» DIRECTIONS:
Show every line where "icon" occurs.
____
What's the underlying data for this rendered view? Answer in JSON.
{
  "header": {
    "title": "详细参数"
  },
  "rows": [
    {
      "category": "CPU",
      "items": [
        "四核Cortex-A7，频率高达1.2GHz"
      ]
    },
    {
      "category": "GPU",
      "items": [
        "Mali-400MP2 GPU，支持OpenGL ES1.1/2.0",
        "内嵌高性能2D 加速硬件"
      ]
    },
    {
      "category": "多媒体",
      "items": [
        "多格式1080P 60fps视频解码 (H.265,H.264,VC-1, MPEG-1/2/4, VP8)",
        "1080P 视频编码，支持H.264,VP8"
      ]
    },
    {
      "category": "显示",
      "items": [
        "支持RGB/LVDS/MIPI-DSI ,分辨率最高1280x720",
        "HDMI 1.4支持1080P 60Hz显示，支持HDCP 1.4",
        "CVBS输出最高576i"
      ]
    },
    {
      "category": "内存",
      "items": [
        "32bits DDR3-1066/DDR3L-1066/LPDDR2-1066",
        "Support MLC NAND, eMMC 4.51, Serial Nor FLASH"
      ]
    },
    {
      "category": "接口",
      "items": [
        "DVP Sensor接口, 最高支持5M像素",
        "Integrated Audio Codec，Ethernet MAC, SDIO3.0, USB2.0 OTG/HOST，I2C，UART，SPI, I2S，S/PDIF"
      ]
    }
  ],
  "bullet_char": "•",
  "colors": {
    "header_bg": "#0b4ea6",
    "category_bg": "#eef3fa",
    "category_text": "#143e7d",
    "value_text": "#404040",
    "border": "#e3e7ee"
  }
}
____
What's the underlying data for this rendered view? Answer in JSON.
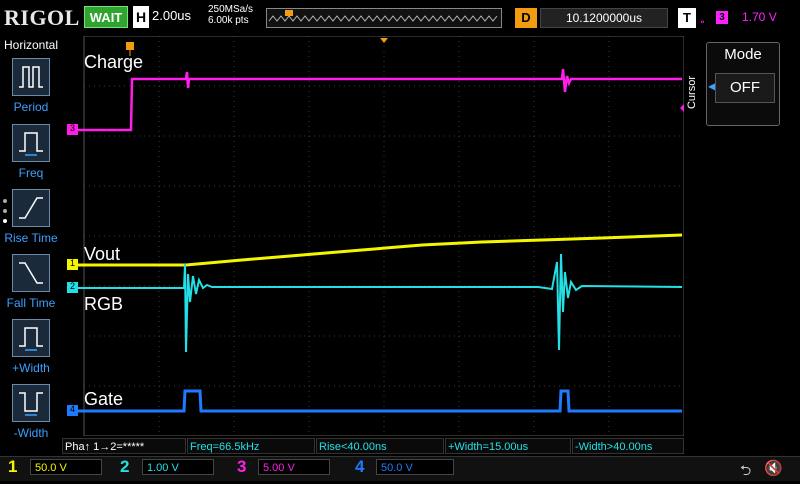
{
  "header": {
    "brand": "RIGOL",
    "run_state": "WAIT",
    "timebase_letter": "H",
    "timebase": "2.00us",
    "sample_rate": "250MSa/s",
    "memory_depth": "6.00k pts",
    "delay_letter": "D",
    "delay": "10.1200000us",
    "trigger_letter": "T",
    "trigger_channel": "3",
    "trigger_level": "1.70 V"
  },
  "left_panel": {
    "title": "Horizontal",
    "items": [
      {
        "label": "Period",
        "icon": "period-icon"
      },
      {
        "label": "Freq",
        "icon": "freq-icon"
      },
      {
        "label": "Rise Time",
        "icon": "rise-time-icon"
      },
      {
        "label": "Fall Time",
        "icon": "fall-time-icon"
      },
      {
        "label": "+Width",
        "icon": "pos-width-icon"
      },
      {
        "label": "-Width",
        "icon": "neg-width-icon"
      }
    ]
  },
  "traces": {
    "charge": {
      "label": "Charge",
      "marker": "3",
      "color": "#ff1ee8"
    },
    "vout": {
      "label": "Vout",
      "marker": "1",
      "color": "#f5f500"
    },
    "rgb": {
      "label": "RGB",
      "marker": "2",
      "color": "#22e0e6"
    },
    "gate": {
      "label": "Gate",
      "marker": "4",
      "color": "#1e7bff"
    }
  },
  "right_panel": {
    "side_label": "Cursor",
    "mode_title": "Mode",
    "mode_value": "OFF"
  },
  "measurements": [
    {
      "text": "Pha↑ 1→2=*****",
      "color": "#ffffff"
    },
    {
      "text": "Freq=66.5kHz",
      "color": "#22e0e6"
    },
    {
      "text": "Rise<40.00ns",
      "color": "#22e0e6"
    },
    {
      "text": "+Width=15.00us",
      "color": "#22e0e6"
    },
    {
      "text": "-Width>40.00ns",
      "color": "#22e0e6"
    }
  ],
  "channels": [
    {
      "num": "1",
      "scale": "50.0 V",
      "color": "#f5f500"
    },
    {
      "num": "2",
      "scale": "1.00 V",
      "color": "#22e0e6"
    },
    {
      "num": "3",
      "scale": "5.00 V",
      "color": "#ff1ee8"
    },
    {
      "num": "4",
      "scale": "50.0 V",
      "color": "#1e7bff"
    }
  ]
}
____
» RESPONSE TO THIS EXERCISE:
        "icon": "period-icon"
        "icon": "freq-icon"
        "icon": "rise-time-icon"
        "icon": "fall-time-icon"
        "icon": "pos-width-icon"
        "icon": "neg-width-icon"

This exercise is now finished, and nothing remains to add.